→ Aim of the task: Convert the entries, from the first line through the line containing "staticText: C/C++ Compiler [96, 29, 224, 53]", into a Markdown table with the columns "No." and "Entry line". Put the row number under "No." and the line under "Entry line", and leave out any blank lines.

Layout element entries

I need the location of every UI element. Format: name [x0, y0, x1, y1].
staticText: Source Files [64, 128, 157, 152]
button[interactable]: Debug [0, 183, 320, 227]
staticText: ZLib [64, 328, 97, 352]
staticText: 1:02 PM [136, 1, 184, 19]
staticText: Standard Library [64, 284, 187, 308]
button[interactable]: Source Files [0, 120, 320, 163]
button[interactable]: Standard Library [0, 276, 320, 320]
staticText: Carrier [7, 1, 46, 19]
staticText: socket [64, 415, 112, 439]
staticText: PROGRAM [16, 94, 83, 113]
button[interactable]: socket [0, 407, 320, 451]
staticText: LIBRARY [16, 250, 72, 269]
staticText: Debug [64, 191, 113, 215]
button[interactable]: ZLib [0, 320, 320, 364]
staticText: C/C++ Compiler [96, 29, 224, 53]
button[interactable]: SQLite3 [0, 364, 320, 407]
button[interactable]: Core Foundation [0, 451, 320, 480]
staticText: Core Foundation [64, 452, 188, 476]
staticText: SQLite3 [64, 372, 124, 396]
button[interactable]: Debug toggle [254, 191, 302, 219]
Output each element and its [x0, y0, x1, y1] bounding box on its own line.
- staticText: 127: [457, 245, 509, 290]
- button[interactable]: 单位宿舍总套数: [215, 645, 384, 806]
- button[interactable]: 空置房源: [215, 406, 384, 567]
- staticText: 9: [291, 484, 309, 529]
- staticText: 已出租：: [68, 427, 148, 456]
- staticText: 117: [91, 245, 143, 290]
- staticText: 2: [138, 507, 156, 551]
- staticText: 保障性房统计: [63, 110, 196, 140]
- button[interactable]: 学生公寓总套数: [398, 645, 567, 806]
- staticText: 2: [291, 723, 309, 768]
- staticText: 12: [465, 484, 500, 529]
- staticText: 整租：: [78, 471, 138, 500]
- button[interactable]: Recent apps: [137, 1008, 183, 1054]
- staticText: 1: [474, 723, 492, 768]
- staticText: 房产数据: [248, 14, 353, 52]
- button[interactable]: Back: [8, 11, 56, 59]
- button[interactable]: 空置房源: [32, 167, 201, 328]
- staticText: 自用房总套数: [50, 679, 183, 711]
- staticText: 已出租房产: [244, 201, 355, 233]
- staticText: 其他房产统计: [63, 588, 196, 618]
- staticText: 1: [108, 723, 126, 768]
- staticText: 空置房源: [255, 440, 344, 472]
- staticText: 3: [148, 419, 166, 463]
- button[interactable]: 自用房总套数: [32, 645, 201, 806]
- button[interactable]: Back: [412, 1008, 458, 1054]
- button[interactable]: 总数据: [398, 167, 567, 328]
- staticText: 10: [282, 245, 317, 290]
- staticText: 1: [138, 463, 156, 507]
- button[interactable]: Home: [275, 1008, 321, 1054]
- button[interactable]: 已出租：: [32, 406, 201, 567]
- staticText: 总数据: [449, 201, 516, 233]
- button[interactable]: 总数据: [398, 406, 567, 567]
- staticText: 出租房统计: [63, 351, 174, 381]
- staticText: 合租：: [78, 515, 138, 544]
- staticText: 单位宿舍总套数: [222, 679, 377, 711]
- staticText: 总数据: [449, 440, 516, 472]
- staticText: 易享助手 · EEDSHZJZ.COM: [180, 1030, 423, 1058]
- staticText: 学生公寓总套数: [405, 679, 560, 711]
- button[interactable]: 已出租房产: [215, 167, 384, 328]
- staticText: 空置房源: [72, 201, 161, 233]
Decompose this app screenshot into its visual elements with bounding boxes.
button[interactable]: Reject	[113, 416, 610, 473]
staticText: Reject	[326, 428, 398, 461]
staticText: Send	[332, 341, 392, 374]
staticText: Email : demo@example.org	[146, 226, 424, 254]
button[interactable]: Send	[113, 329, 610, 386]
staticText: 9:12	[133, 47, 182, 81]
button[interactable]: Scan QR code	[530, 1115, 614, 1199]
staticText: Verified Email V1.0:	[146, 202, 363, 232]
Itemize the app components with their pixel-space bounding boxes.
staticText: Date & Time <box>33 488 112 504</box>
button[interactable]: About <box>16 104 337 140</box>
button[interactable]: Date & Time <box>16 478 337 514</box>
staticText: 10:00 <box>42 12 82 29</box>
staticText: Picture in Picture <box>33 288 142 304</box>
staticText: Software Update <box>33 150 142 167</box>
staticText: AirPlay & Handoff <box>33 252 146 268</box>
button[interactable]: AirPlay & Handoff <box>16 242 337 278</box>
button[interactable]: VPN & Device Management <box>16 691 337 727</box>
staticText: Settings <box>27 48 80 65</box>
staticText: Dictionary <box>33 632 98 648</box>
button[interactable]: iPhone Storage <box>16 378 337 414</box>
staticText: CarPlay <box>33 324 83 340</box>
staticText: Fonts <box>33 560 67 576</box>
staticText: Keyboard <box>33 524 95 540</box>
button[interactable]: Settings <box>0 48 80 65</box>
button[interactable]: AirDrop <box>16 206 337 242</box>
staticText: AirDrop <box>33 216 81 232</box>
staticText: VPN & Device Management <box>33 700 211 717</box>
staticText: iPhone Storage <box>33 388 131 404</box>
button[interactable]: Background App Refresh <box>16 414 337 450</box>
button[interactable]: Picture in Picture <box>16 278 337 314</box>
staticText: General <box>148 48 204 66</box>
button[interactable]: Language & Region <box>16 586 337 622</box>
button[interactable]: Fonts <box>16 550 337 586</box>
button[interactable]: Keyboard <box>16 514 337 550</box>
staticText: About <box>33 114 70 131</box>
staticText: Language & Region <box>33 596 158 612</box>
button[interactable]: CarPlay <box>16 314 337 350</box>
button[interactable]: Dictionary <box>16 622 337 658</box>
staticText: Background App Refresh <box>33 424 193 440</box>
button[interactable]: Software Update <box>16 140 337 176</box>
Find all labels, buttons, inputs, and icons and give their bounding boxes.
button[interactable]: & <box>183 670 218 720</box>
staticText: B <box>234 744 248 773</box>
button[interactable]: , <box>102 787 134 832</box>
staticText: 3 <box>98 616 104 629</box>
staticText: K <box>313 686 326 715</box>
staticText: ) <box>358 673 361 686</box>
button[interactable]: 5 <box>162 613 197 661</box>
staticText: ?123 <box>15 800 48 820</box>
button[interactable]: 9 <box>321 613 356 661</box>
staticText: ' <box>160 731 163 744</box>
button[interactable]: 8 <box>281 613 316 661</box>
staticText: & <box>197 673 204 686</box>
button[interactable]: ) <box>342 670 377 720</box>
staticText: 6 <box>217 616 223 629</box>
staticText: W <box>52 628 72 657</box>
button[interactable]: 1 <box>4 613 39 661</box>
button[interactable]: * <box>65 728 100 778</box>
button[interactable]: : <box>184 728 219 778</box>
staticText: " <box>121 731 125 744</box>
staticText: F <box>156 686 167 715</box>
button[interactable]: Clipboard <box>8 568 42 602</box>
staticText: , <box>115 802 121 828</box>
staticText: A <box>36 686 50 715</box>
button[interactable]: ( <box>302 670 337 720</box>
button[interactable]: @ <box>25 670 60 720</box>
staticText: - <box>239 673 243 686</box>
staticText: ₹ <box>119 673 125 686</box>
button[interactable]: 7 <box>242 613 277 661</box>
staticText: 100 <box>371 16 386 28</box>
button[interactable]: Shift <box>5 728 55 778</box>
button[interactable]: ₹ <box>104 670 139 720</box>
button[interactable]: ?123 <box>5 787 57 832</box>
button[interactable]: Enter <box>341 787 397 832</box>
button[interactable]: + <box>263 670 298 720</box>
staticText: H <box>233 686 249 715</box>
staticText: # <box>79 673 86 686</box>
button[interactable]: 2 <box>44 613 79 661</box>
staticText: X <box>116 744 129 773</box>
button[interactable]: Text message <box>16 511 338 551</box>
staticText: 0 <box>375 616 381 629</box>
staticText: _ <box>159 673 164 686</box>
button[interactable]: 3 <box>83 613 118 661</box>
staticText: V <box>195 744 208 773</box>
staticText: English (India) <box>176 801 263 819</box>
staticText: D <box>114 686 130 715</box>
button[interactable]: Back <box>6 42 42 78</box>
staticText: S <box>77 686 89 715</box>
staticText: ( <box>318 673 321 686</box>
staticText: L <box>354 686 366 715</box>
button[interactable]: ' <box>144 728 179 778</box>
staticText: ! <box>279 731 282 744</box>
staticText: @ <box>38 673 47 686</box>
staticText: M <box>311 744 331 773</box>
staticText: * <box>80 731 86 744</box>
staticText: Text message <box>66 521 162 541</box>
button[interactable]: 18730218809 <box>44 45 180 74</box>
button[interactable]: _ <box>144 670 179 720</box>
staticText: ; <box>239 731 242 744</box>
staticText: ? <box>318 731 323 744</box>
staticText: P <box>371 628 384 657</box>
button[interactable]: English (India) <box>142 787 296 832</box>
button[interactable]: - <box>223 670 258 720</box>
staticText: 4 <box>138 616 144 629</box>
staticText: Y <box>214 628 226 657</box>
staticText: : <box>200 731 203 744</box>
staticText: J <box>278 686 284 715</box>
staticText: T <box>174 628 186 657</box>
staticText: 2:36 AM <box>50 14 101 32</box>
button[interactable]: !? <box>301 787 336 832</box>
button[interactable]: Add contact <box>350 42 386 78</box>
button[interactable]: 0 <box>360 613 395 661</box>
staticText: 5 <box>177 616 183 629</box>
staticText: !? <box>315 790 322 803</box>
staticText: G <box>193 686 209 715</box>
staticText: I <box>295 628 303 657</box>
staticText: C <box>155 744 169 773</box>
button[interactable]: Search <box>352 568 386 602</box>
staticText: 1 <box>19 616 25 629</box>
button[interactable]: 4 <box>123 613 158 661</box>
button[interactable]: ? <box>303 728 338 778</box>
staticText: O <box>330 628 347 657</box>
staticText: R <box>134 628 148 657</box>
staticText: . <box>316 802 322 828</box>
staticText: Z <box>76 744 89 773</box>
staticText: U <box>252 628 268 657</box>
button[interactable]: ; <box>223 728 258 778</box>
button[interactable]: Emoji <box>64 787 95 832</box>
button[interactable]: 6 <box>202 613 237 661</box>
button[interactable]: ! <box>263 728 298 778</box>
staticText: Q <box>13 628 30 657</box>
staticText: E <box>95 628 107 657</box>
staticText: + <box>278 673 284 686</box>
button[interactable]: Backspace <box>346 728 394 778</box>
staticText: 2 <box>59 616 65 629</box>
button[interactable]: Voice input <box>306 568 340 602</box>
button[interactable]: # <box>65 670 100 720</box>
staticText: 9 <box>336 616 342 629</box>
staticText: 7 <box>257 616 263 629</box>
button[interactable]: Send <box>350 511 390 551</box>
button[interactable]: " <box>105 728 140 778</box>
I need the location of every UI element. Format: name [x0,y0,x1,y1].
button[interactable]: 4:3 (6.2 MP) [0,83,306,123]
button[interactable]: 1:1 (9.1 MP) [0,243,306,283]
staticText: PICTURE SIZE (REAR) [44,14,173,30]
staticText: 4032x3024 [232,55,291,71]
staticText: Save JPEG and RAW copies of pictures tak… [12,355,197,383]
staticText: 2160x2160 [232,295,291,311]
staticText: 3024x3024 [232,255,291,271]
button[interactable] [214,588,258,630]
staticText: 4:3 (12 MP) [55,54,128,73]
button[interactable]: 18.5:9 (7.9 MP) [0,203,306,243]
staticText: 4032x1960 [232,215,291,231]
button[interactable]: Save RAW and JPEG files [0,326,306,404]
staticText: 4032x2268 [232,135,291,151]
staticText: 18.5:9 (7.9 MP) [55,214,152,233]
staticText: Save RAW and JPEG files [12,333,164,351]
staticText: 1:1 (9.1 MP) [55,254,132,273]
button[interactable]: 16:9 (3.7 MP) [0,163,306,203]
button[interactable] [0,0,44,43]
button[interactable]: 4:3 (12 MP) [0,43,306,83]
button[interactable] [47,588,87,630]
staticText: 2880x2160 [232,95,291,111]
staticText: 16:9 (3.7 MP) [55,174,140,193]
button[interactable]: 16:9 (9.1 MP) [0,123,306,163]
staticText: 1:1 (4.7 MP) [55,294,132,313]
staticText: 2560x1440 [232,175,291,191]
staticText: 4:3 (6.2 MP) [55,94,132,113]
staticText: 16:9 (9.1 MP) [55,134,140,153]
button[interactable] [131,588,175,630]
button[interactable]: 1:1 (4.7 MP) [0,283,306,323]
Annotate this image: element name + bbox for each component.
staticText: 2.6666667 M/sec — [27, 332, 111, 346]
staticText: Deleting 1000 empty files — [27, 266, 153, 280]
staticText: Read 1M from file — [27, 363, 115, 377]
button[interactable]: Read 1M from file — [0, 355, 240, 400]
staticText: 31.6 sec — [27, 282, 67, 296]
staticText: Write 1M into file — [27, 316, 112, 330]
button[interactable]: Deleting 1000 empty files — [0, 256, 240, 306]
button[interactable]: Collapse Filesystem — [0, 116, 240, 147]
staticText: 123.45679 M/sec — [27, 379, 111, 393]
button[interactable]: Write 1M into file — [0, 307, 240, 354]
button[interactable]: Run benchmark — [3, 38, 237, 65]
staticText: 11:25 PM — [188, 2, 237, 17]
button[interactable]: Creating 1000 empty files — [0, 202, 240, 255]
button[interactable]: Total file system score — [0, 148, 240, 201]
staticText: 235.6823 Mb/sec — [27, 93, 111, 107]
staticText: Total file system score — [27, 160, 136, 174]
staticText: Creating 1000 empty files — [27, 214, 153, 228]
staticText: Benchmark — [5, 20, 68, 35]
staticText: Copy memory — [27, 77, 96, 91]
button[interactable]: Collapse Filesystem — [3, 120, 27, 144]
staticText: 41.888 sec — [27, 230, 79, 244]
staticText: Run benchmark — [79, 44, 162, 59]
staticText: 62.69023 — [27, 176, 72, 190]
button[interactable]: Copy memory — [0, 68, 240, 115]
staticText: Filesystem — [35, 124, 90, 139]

→ Response:
| No. | Entry line |
|---|---|
| 1 | I need the location of every UI element. Format: name [x0, y0, x1, y1]. |
| 2 | staticText: Source Files [64, 128, 157, 152] |
| 3 | button[interactable]: Debug [0, 183, 320, 227] |
| 4 | staticText: ZLib [64, 328, 97, 352] |
| 5 | staticText: 1:02 PM [136, 1, 184, 19] |
| 6 | staticText: Standard Library [64, 284, 187, 308] |
| 7 | button[interactable]: Source Files [0, 120, 320, 163] |
| 8 | button[interactable]: Standard Library [0, 276, 320, 320] |
| 9 | staticText: Carrier [7, 1, 46, 19] |
| 10 | staticText: socket [64, 415, 112, 439] |
| 11 | staticText: PROGRAM [16, 94, 83, 113] |
| 12 | button[interactable]: socket [0, 407, 320, 451] |
| 13 | staticText: LIBRARY [16, 250, 72, 269] |
| 14 | staticText: Debug [64, 191, 113, 215] |
| 15 | button[interactable]: ZLib [0, 320, 320, 364] |
| 16 | staticText: C/C++ Compiler [96, 29, 224, 53] |